DATA FOR PROCESSING:

##########

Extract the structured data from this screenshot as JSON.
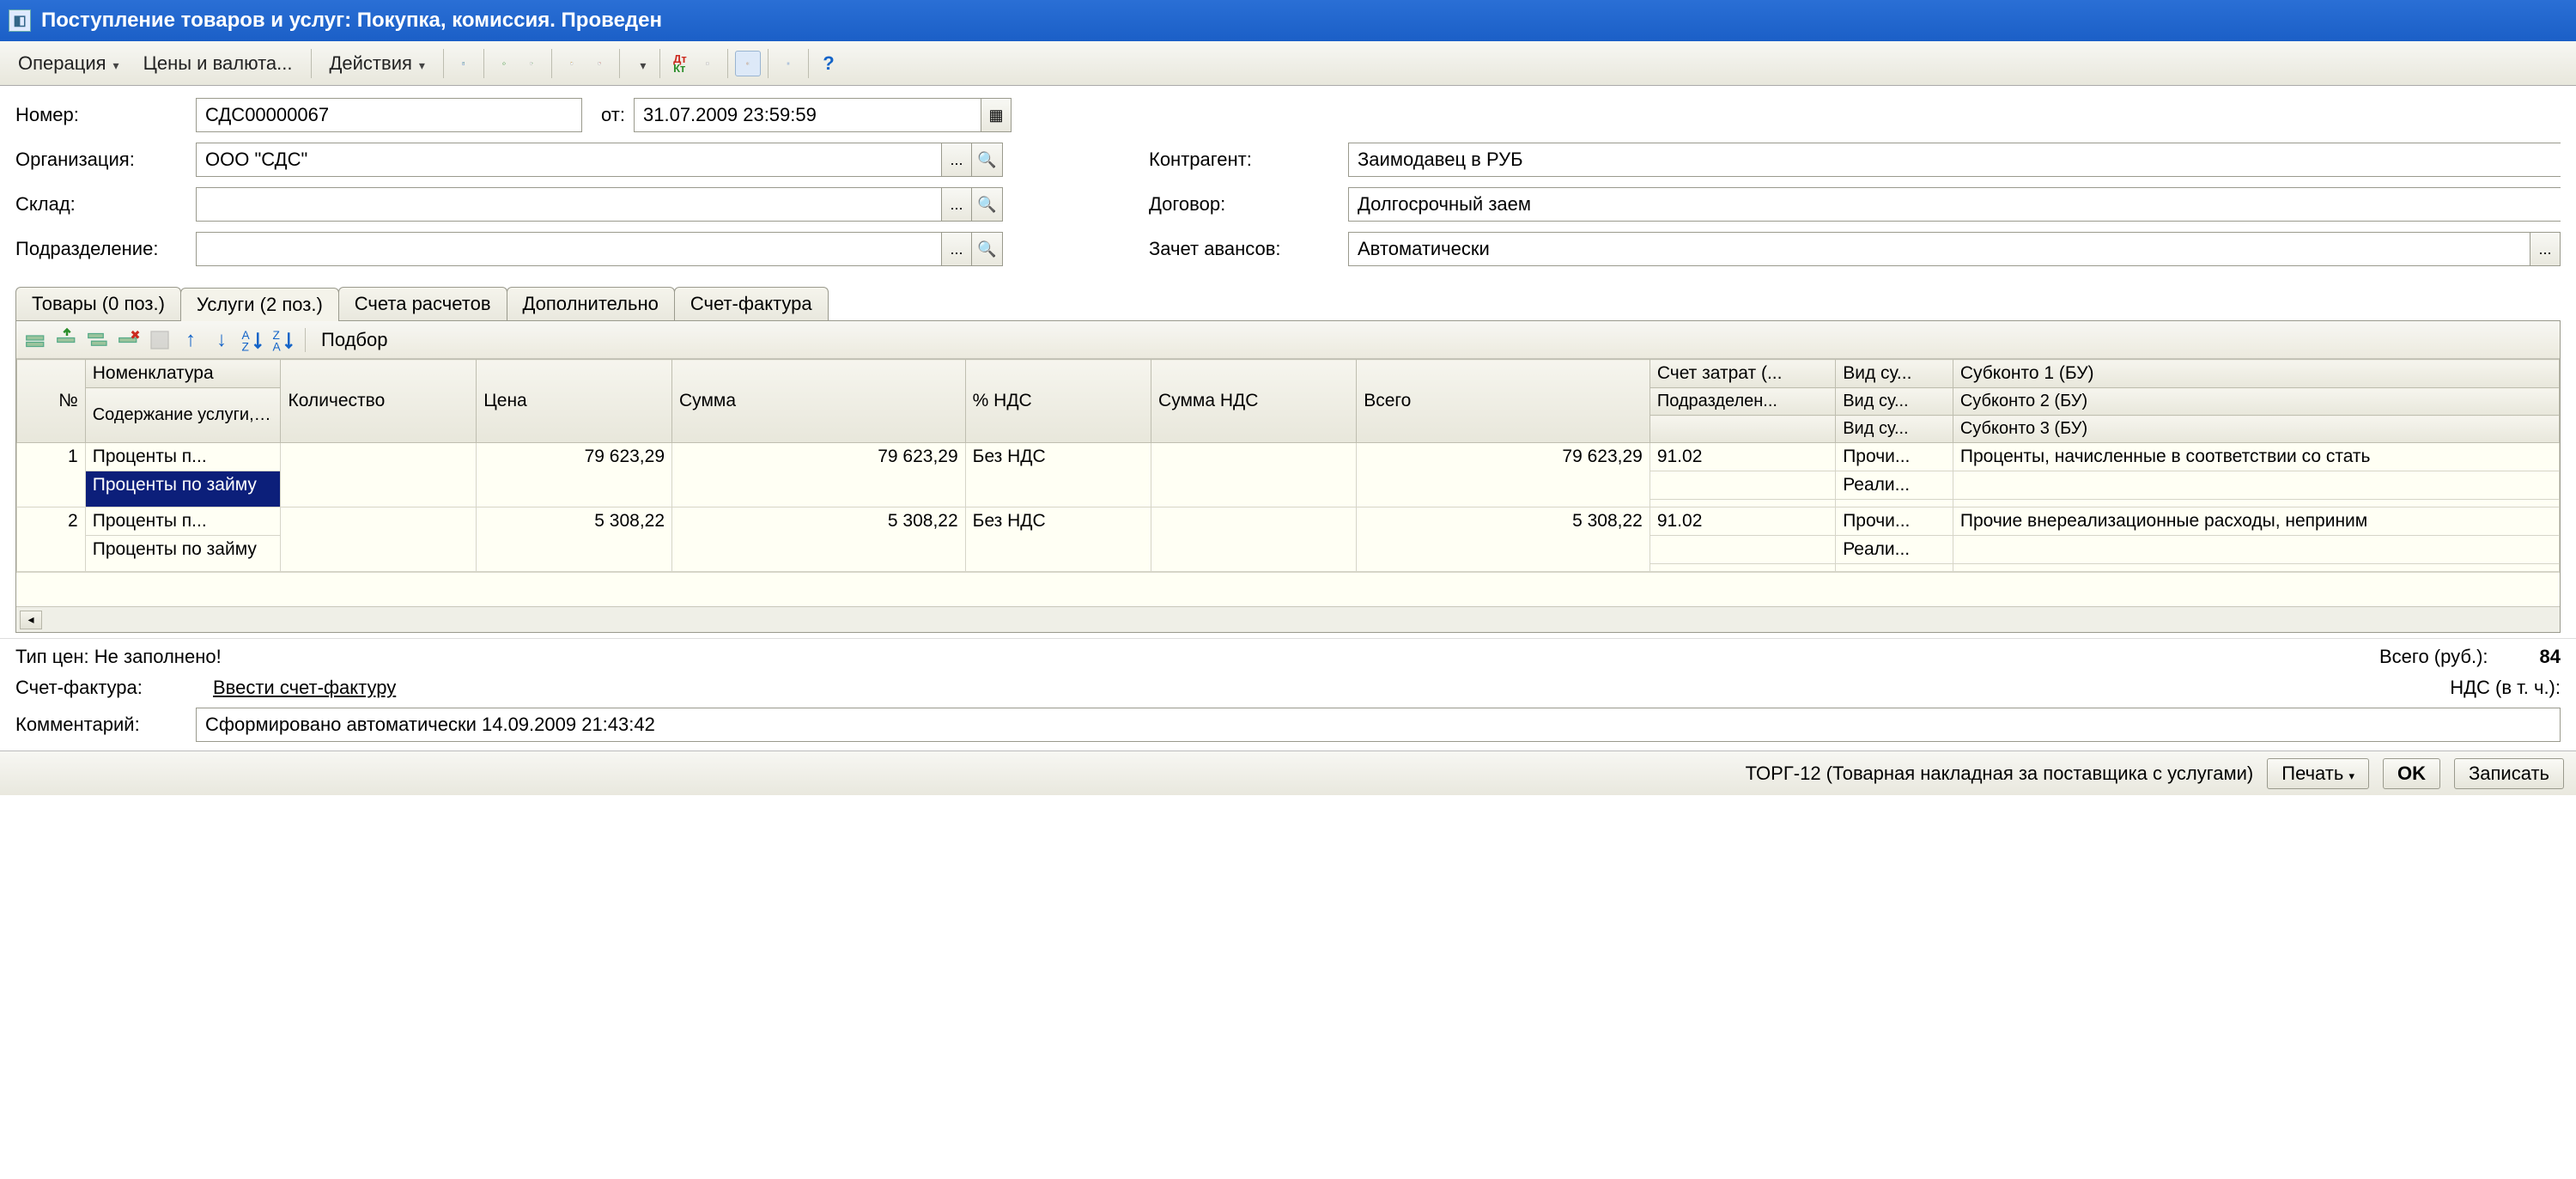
{
  "window": {
    "title": "Поступление товаров и услуг: Покупка, комиссия. Проведен"
  },
  "toolbar": {
    "operation": "Операция",
    "prices": "Цены и валюта...",
    "actions": "Действия"
  },
  "fields": {
    "number_label": "Номер:",
    "number": "СДС00000067",
    "from_label": "от:",
    "date": "31.07.2009 23:59:59",
    "org_label": "Организация:",
    "org": "ООО \"СДС\"",
    "warehouse_label": "Склад:",
    "warehouse": "",
    "division_label": "Подразделение:",
    "division": "",
    "counterparty_label": "Контрагент:",
    "counterparty": "Заимодавец в РУБ",
    "contract_label": "Договор:",
    "contract": "Долгосрочный заем",
    "advance_label": "Зачет авансов:",
    "advance": "Автоматически"
  },
  "tabs": {
    "goods": "Товары (0 поз.)",
    "services": "Услуги (2 поз.)",
    "accounts": "Счета расчетов",
    "extra": "Дополнительно",
    "invoice": "Счет-фактура"
  },
  "tabtoolbar": {
    "selection": "Подбор"
  },
  "grid": {
    "headers": {
      "n": "№",
      "nomen": "Номенклатура",
      "desc": "Содержание услуги, доп.",
      "qty": "Количество",
      "price": "Цена",
      "sum": "Сумма",
      "vatpct": "% НДС",
      "vatsum": "Сумма НДС",
      "total": "Всего",
      "costacct": "Счет затрат (...",
      "subdiv": "Подразделен...",
      "kind1": "Вид су...",
      "kind2": "Вид су...",
      "kind3": "Вид су...",
      "sub1": "Субконто 1 (БУ)",
      "sub2": "Субконто 2 (БУ)",
      "sub3": "Субконто 3 (БУ)"
    },
    "rows": [
      {
        "n": "1",
        "nomen": "Проценты п...",
        "desc": "Проценты по займу",
        "price": "79 623,29",
        "sum": "79 623,29",
        "vatpct": "Без НДС",
        "total": "79 623,29",
        "costacct": "91.02",
        "kind1": "Прочи...",
        "kind2": "Реали...",
        "sub1": "Проценты, начисленные в соответствии со стать"
      },
      {
        "n": "2",
        "nomen": "Проценты п...",
        "desc": "Проценты по займу",
        "price": "5 308,22",
        "sum": "5 308,22",
        "vatpct": "Без НДС",
        "total": "5 308,22",
        "costacct": "91.02",
        "kind1": "Прочи...",
        "kind2": "Реали...",
        "sub1": "Прочие внереализационные расходы, неприним"
      }
    ]
  },
  "footer": {
    "pricetype": "Тип цен: Не заполнено!",
    "invoice_label": "Счет-фактура:",
    "invoice_link": "Ввести счет-фактуру",
    "comment_label": "Комментарий:",
    "comment": "Сформировано автоматически 14.09.2009 21:43:42",
    "total_label": "Всего (руб.):",
    "total_value": "84",
    "vat_label": "НДС (в т. ч.):"
  },
  "status": {
    "form_name": "ТОРГ-12 (Товарная накладная за поставщика с услугами)",
    "print": "Печать",
    "ok": "OK",
    "save": "Записать"
  }
}
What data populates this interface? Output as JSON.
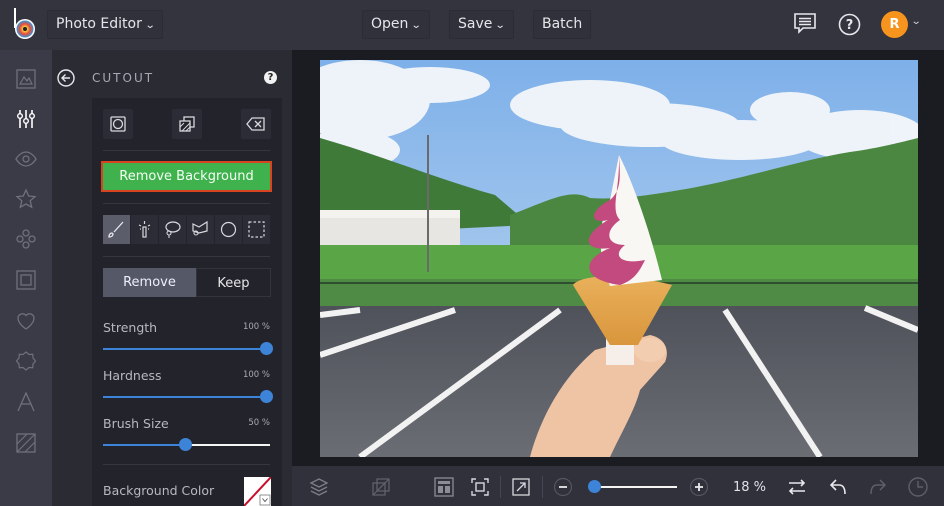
{
  "app": {
    "title": "Photo Editor"
  },
  "topbar": {
    "app_menu_label": "Photo Editor",
    "open_label": "Open",
    "save_label": "Save",
    "batch_label": "Batch",
    "feedback_icon": "chat-icon",
    "help_icon": "help-icon",
    "avatar_initial": "R",
    "avatar_color": "#f7941d"
  },
  "leftbar": {
    "items": [
      {
        "name": "image",
        "icon": "image-icon"
      },
      {
        "name": "adjustments",
        "icon": "sliders-icon",
        "active": true
      },
      {
        "name": "effects",
        "icon": "eye-icon"
      },
      {
        "name": "touch-up",
        "icon": "star-icon"
      },
      {
        "name": "graphics",
        "icon": "circles-icon"
      },
      {
        "name": "frames",
        "icon": "frame-icon"
      },
      {
        "name": "overlays",
        "icon": "heart-icon"
      },
      {
        "name": "stickers",
        "icon": "badge-icon"
      },
      {
        "name": "text",
        "icon": "text-icon"
      },
      {
        "name": "textures",
        "icon": "texture-icon"
      }
    ]
  },
  "panel": {
    "title": "CUTOUT",
    "help": "?",
    "top_buttons": [
      "circle-crop-icon",
      "layers-swap-icon",
      "clear-icon"
    ],
    "remove_bg_label": "Remove Background",
    "remove_bg_color": "#3fb24e",
    "tools": [
      "brush-icon",
      "magic-wand-icon",
      "lasso-icon",
      "polygon-lasso-icon",
      "ellipse-select-icon",
      "rect-select-icon"
    ],
    "active_tool": "brush-icon",
    "mode": {
      "remove_label": "Remove",
      "keep_label": "Keep",
      "selected": "Remove"
    },
    "sliders": [
      {
        "label": "Strength",
        "value_text": "100 %",
        "value": 100
      },
      {
        "label": "Hardness",
        "value_text": "100 %",
        "value": 100
      },
      {
        "label": "Brush Size",
        "value_text": "50 %",
        "value": 50
      }
    ],
    "bg_color_label": "Background Color",
    "bg_color_value": "transparent"
  },
  "bottombar": {
    "zoom_value_text": "18 %",
    "zoom_value": 18,
    "icons": [
      "layers-icon",
      "crop-compare-icon",
      "layout-icon",
      "fit-screen-icon",
      "expand-icon",
      "zoom-out-icon",
      "zoom-in-icon",
      "swap-icon",
      "undo-icon",
      "redo-icon",
      "history-icon"
    ]
  },
  "canvas": {
    "subject": "soft-serve ice cream cone held over parking lot with green hills"
  }
}
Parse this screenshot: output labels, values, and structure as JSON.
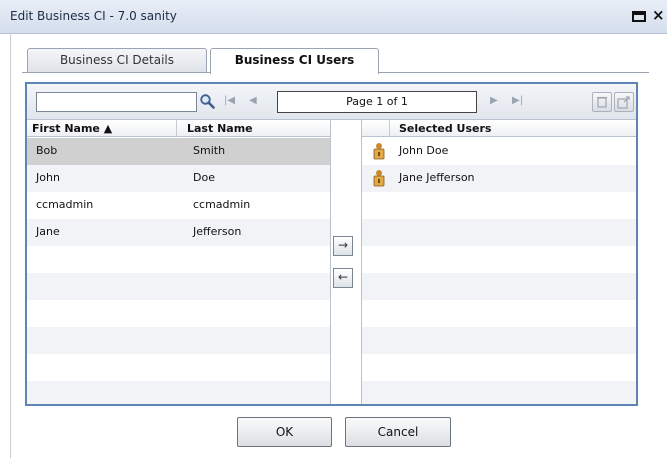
{
  "window": {
    "title": "Edit Business CI - 7.0 sanity",
    "maximize_icon": "maximize-icon",
    "close_label": "×"
  },
  "tabs": [
    {
      "label": "Business CI Details",
      "active": false
    },
    {
      "label": "Business CI Users",
      "active": true
    }
  ],
  "toolbar": {
    "search_value": "",
    "search_placeholder": "",
    "first_page_label": "|◀",
    "prev_page_label": "◀",
    "page_text": "Page 1 of 1",
    "next_page_label": "▶",
    "last_page_label": "▶|"
  },
  "available_users": {
    "headers": {
      "first": "First Name ▲",
      "last": "Last Name"
    },
    "rows": [
      {
        "first": "Bob",
        "last": "Smith"
      },
      {
        "first": "John",
        "last": "Doe"
      },
      {
        "first": "ccmadmin",
        "last": "ccmadmin"
      },
      {
        "first": "Jane",
        "last": "Jefferson"
      }
    ],
    "selected_row": "Bob Smith"
  },
  "move": {
    "add_label": "→",
    "remove_label": "←"
  },
  "selected_users": {
    "header": "Selected Users",
    "rows": [
      {
        "name": "John Doe",
        "icon": "user-lock-icon"
      },
      {
        "name": "Jane Jefferson",
        "icon": "user-lock-icon"
      }
    ]
  },
  "footer": {
    "ok_label": "OK",
    "cancel_label": "Cancel"
  },
  "colors": {
    "panel_border": "#5f85b5",
    "selected_row": "#d0d0d0"
  }
}
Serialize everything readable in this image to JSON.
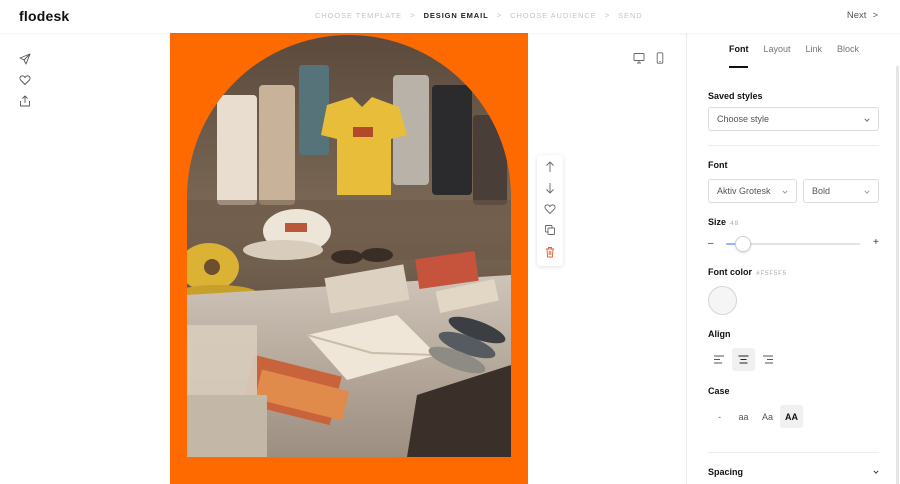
{
  "app": {
    "logo": "flodesk"
  },
  "steps": [
    "CHOOSE TEMPLATE",
    "DESIGN EMAIL",
    "CHOOSE AUDIENCE",
    "SEND"
  ],
  "active_step": "DESIGN EMAIL",
  "header": {
    "next_label": "Next",
    "next_arrow": ">"
  },
  "panel": {
    "tabs": [
      "Font",
      "Layout",
      "Link",
      "Block"
    ],
    "active_tab": "Font",
    "saved_styles": {
      "label": "Saved styles",
      "placeholder": "Choose style"
    },
    "font": {
      "label": "Font",
      "family": "Aktiv Grotesk",
      "weight": "Bold"
    },
    "size": {
      "label": "Size",
      "value": "48",
      "minus": "–",
      "plus": "+",
      "level_fraction": 0.13
    },
    "font_color": {
      "label": "Font color",
      "hex": "#F5F5F5",
      "color": "#f5f5f5"
    },
    "align": {
      "label": "Align",
      "options": [
        "left",
        "center",
        "right"
      ],
      "selected": "center"
    },
    "case": {
      "label": "Case",
      "options": [
        "-",
        "aa",
        "Aa",
        "AA"
      ],
      "selected": "AA"
    },
    "spacing": {
      "label": "Spacing"
    }
  },
  "colors": {
    "canvas_bg": "#ff6a00",
    "accent": "#9bb6ff"
  },
  "icons": {
    "left_rail": [
      "send-icon",
      "heart-icon",
      "share-icon"
    ],
    "devices": [
      "desktop-icon",
      "mobile-icon"
    ],
    "toolbox": [
      "arrow-up-icon",
      "arrow-down-icon",
      "heart-icon",
      "duplicate-icon",
      "trash-icon"
    ]
  }
}
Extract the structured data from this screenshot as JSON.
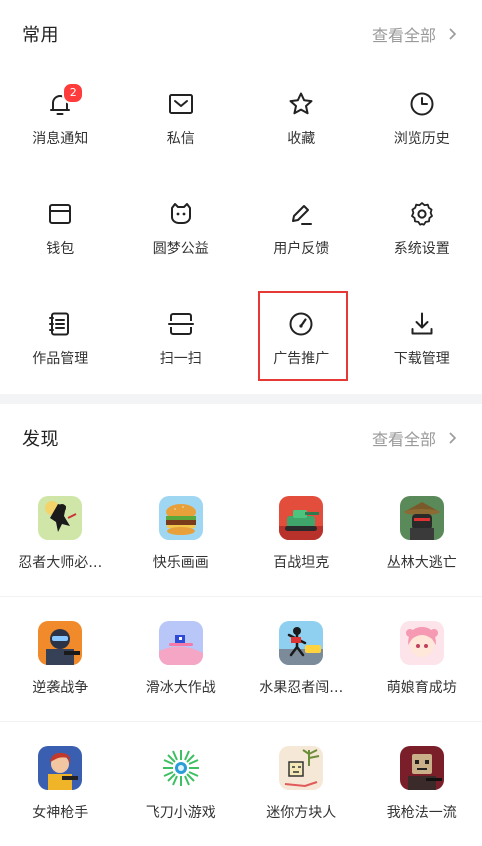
{
  "common": {
    "title": "常用",
    "view_all": "查看全部",
    "items": [
      {
        "label": "消息通知",
        "icon": "bell-icon",
        "badge": "2"
      },
      {
        "label": "私信",
        "icon": "mail-icon"
      },
      {
        "label": "收藏",
        "icon": "star-icon"
      },
      {
        "label": "浏览历史",
        "icon": "clock-icon"
      },
      {
        "label": "钱包",
        "icon": "wallet-icon"
      },
      {
        "label": "圆梦公益",
        "icon": "cat-face-icon"
      },
      {
        "label": "用户反馈",
        "icon": "pen-icon"
      },
      {
        "label": "系统设置",
        "icon": "gear-icon"
      },
      {
        "label": "作品管理",
        "icon": "notebook-icon"
      },
      {
        "label": "扫一扫",
        "icon": "scan-icon"
      },
      {
        "label": "广告推广",
        "icon": "gauge-icon"
      },
      {
        "label": "下载管理",
        "icon": "download-icon"
      }
    ],
    "highlight_color": "#e53935"
  },
  "discover": {
    "title": "发现",
    "view_all": "查看全部",
    "games": [
      {
        "label": "忍者大师必…",
        "icon": "ninja-game-icon"
      },
      {
        "label": "快乐画画",
        "icon": "burger-game-icon"
      },
      {
        "label": "百战坦克",
        "icon": "tank-game-icon"
      },
      {
        "label": "丛林大逃亡",
        "icon": "jungle-game-icon"
      },
      {
        "label": "逆袭战争",
        "icon": "soldier-game-icon"
      },
      {
        "label": "滑冰大作战",
        "icon": "skate-game-icon"
      },
      {
        "label": "水果忍者闯…",
        "icon": "stickman-game-icon"
      },
      {
        "label": "萌娘育成坊",
        "icon": "anime-girl-game-icon"
      },
      {
        "label": "女神枪手",
        "icon": "gunner-game-icon"
      },
      {
        "label": "飞刀小游戏",
        "icon": "knife-game-icon"
      },
      {
        "label": "迷你方块人",
        "icon": "block-man-game-icon"
      },
      {
        "label": "我枪法一流",
        "icon": "shooter-game-icon"
      }
    ]
  }
}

##########

PROBLEM REQUIREMENTS: Using the listing above, return all lines where the word "Jefferson" occurs.

COMPLETED EXERCISE:
        "last": "Jefferson"
        "name": "Jane Jefferson",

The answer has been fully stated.